PROVIDED MATERIAL:

○ ○ ○ ○

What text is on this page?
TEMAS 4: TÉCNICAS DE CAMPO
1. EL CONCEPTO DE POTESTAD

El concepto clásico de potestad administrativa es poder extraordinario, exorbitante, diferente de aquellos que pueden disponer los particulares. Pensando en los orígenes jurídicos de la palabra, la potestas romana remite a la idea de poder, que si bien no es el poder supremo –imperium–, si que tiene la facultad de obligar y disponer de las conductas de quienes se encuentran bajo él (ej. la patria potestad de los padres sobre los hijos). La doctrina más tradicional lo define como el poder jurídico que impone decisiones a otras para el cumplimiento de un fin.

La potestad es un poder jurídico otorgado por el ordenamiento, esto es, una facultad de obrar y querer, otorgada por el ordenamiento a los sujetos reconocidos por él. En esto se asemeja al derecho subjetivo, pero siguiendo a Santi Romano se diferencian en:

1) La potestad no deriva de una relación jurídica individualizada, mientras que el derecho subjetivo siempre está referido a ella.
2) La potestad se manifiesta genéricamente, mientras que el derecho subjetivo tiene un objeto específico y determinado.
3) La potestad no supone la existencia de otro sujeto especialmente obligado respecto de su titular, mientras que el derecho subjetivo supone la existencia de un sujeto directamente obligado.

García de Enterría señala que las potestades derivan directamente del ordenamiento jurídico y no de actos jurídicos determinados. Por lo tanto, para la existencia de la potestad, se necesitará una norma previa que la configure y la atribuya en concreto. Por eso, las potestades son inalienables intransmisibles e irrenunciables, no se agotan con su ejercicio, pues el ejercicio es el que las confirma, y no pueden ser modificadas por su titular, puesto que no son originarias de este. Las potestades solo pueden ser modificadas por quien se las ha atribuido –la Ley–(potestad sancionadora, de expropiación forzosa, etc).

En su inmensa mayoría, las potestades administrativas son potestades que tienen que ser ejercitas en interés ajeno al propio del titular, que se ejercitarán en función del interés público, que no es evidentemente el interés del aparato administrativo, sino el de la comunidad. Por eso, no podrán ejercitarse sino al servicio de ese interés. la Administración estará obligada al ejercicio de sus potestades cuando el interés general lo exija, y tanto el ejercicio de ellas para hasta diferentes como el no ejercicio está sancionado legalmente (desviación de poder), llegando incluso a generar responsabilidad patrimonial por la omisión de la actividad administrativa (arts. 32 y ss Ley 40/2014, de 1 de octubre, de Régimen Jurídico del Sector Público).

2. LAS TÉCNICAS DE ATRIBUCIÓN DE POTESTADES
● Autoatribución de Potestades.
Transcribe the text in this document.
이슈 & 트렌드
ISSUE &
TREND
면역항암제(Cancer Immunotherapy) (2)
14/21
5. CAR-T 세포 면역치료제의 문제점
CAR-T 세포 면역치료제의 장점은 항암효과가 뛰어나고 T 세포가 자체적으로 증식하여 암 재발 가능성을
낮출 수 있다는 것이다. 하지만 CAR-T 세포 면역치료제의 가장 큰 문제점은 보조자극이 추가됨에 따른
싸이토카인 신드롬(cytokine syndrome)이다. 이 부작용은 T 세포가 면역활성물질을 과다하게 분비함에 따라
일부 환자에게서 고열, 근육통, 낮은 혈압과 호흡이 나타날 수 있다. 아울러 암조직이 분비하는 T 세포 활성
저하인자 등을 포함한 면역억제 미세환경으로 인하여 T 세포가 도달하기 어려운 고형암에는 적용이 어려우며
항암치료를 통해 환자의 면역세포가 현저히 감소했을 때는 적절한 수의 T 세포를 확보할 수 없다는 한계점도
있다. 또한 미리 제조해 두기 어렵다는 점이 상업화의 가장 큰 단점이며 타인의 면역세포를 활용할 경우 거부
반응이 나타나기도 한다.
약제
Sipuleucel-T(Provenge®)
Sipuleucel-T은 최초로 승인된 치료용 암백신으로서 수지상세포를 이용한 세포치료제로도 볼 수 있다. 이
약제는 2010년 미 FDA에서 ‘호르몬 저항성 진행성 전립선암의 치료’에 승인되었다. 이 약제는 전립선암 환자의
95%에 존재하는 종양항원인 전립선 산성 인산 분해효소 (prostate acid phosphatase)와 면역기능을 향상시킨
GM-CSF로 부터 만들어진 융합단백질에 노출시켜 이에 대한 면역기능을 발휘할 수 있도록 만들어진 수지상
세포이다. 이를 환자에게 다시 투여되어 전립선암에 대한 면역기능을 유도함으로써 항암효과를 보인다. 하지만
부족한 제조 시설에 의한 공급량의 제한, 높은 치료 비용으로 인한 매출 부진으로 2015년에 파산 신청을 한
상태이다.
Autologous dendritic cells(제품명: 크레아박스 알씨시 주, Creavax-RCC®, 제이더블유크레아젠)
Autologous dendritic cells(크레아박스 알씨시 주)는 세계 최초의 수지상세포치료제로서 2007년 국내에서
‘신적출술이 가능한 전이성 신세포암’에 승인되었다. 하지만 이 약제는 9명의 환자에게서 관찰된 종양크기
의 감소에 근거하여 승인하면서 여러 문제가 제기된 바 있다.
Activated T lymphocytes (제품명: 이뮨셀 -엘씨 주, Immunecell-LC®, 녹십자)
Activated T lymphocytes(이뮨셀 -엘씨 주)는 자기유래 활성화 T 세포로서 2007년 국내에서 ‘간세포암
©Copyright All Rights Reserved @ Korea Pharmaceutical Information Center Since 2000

○ ○ ○ ○

EXERCISE REQUIREMENTS: All of the material, start to finish, should be retyped exactly.

ANSWER TO THE EXERCISE:
What text is on this page?
TEMAS 4: TÉCNICAS DE CAMPO
1. EL CONCEPTO DE POTESTAD

El concepto clásico de potestad administrativa es poder extraordinario, exorbitante, diferente de aquellos que pueden disponer los particulares. Pensando en los orígenes jurídicos de la palabra, la potestas romana remite a la idea de poder, que si bien no es el poder supremo –imperium–, si que tiene la facultad de obligar y disponer de las conductas de quienes se encuentran bajo él (ej. la patria potestad de los padres sobre los hijos). La doctrina más tradicional lo define como el poder jurídico que impone decisiones a otras para el cumplimiento de un fin.

La potestad es un poder jurídico otorgado por el ordenamiento, esto es, una facultad de obrar y querer, otorgada por el ordenamiento a los sujetos reconocidos por él. En esto se asemeja al derecho subjetivo, pero siguiendo a Santi Romano se diferencian en:

1) La potestad no deriva de una relación jurídica individualizada, mientras que el derecho subjetivo siempre está referido a ella.
2) La potestad se manifiesta genéricamente, mientras que el derecho subjetivo tiene un objeto específico y determinado.
3) La potestad no supone la existencia de otro sujeto especialmente obligado respecto de su titular, mientras que el derecho subjetivo supone la existencia de un sujeto directamente obligado.

García de Enterría señala que las potestades derivan directamente del ordenamiento jurídico y no de actos jurídicos determinados. Por lo tanto, para la existencia de la potestad, se necesitará una norma previa que la configure y la atribuya en concreto. Por eso, las potestades son inalienables intransmisibles e irrenunciables, no se agotan con su ejercicio, pues el ejercicio es el que las confirma, y no pueden ser modificadas por su titular, puesto que no son originarias de este. Las potestades solo pueden ser modificadas por quien se las ha atribuido –la Ley–(potestad sancionadora, de expropiación forzosa, etc).

En su inmensa mayoría, las potestades administrativas son potestades que tienen que ser ejercitas en interés ajeno al propio del titular, que se ejercitarán en función del interés público, que no es evidentemente el interés del aparato administrativo, sino el de la comunidad. Por eso, no podrán ejercitarse sino al servicio de ese interés. la Administración estará obligada al ejercicio de sus potestades cuando el interés general lo exija, y tanto el ejercicio de ellas para hasta diferentes como el no ejercicio está sancionado legalmente (desviación de poder), llegando incluso a generar responsabilidad patrimonial por la omisión de la actividad administrativa (arts. 32 y ss Ley 40/2014, de 1 de octubre, de Régimen Jurídico del Sector Público).

2. LAS TÉCNICAS DE ATRIBUCIÓN DE POTESTADES
● Autoatribución de Potestades.
Transcribe the text in this document.
이슈 & 트렌드
ISSUE &
TREND
면역항암제(Cancer Immunotherapy) (2)
14/21
5. CAR-T 세포 면역치료제의 문제점
CAR-T 세포 면역치료제의 장점은 항암효과가 뛰어나고 T 세포가 자체적으로 증식하여 암 재발 가능성을
낮출 수 있다는 것이다. 하지만 CAR-T 세포 면역치료제의 가장 큰 문제점은 보조자극이 추가됨에 따른
싸이토카인 신드롬(cytokine syndrome)이다. 이 부작용은 T 세포가 면역활성물질을 과다하게 분비함에 따라
일부 환자에게서 고열, 근육통, 낮은 혈압과 호흡이 나타날 수 있다. 아울러 암조직이 분비하는 T 세포 활성
저하인자 등을 포함한 면역억제 미세환경으로 인하여 T 세포가 도달하기 어려운 고형암에는 적용이 어려우며
항암치료를 통해 환자의 면역세포가 현저히 감소했을 때는 적절한 수의 T 세포를 확보할 수 없다는 한계점도
있다. 또한 미리 제조해 두기 어렵다는 점이 상업화의 가장 큰 단점이며 타인의 면역세포를 활용할 경우 거부
반응이 나타나기도 한다.
약제
Sipuleucel-T(Provenge®)
Sipuleucel-T은 최초로 승인된 치료용 암백신으로서 수지상세포를 이용한 세포치료제로도 볼 수 있다. 이
약제는 2010년 미 FDA에서 ‘호르몬 저항성 진행성 전립선암의 치료’에 승인되었다. 이 약제는 전립선암 환자의
95%에 존재하는 종양항원인 전립선 산성 인산 분해효소 (prostate acid phosphatase)와 면역기능을 향상시킨
GM-CSF로 부터 만들어진 융합단백질에 노출시켜 이에 대한 면역기능을 발휘할 수 있도록 만들어진 수지상
세포이다. 이를 환자에게 다시 투여되어 전립선암에 대한 면역기능을 유도함으로써 항암효과를 보인다. 하지만
부족한 제조 시설에 의한 공급량의 제한, 높은 치료 비용으로 인한 매출 부진으로 2015년에 파산 신청을 한
상태이다.
Autologous dendritic cells(제품명: 크레아박스 알씨시 주, Creavax-RCC®, 제이더블유크레아젠)
Autologous dendritic cells(크레아박스 알씨시 주)는 세계 최초의 수지상세포치료제로서 2007년 국내에서
‘신적출술이 가능한 전이성 신세포암’에 승인되었다. 하지만 이 약제는 9명의 환자에게서 관찰된 종양크기
의 감소에 근거하여 승인하면서 여러 문제가 제기된 바 있다.
Activated T lymphocytes (제품명: 이뮨셀 -엘씨 주, Immunecell-LC®, 녹십자)
Activated T lymphocytes(이뮨셀 -엘씨 주)는 자기유래 활성화 T 세포로서 2007년 국내에서 ‘간세포암
©Copyright All Rights Reserved @ Korea Pharmaceutical Information Center Since 2000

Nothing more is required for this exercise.